__Request__
Wherever the word "代理人住所" appears in a line, extract that line.

__Source material__
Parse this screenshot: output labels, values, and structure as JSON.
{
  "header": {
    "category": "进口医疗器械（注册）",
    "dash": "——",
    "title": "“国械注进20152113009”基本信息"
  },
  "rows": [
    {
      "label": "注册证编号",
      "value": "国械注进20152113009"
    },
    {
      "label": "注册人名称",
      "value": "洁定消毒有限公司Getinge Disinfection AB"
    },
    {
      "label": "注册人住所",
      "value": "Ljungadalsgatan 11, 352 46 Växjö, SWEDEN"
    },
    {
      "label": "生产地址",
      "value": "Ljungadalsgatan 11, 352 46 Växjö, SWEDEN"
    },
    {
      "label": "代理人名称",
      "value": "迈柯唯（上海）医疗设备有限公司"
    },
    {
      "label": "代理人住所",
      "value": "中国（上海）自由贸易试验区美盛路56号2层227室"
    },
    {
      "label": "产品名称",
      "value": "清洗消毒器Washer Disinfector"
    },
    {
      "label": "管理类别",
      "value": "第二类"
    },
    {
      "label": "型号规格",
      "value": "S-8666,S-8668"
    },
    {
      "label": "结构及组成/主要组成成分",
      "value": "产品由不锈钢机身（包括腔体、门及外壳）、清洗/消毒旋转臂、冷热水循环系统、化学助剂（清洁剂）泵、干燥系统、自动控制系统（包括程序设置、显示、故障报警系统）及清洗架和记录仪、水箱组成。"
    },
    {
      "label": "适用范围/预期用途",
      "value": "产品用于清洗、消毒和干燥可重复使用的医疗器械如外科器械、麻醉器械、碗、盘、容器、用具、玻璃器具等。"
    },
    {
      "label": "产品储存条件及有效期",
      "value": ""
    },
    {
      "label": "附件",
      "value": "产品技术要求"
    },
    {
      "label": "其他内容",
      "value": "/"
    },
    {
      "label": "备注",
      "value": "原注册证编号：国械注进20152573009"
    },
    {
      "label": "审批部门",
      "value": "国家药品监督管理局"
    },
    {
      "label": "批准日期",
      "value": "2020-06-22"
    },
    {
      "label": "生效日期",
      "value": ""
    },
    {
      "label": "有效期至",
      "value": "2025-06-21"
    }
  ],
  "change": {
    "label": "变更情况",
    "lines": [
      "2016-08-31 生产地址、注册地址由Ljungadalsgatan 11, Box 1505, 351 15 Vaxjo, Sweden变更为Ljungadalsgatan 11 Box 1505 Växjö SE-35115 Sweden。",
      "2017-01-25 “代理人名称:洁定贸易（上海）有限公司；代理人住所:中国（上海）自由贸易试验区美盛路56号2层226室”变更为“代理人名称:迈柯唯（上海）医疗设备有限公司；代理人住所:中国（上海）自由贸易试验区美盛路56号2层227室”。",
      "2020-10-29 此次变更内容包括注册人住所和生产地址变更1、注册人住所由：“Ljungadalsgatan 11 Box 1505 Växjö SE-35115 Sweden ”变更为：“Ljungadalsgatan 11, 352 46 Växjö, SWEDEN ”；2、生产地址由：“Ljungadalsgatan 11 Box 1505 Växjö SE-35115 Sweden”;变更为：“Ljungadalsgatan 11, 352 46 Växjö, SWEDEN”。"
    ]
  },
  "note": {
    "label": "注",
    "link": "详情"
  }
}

__Result of the task__
      "label": "代理人住所",
      "2017-01-25 “代理人名称:洁定贸易（上海）有限公司；代理人住所:中国（上海）自由贸易试验区美盛路56号2层226室”变更为“代理人名称:迈柯唯（上海）医疗设备有限公司；代理人住所:中国（上海）自由贸易试验区美盛路56号2层227室”。",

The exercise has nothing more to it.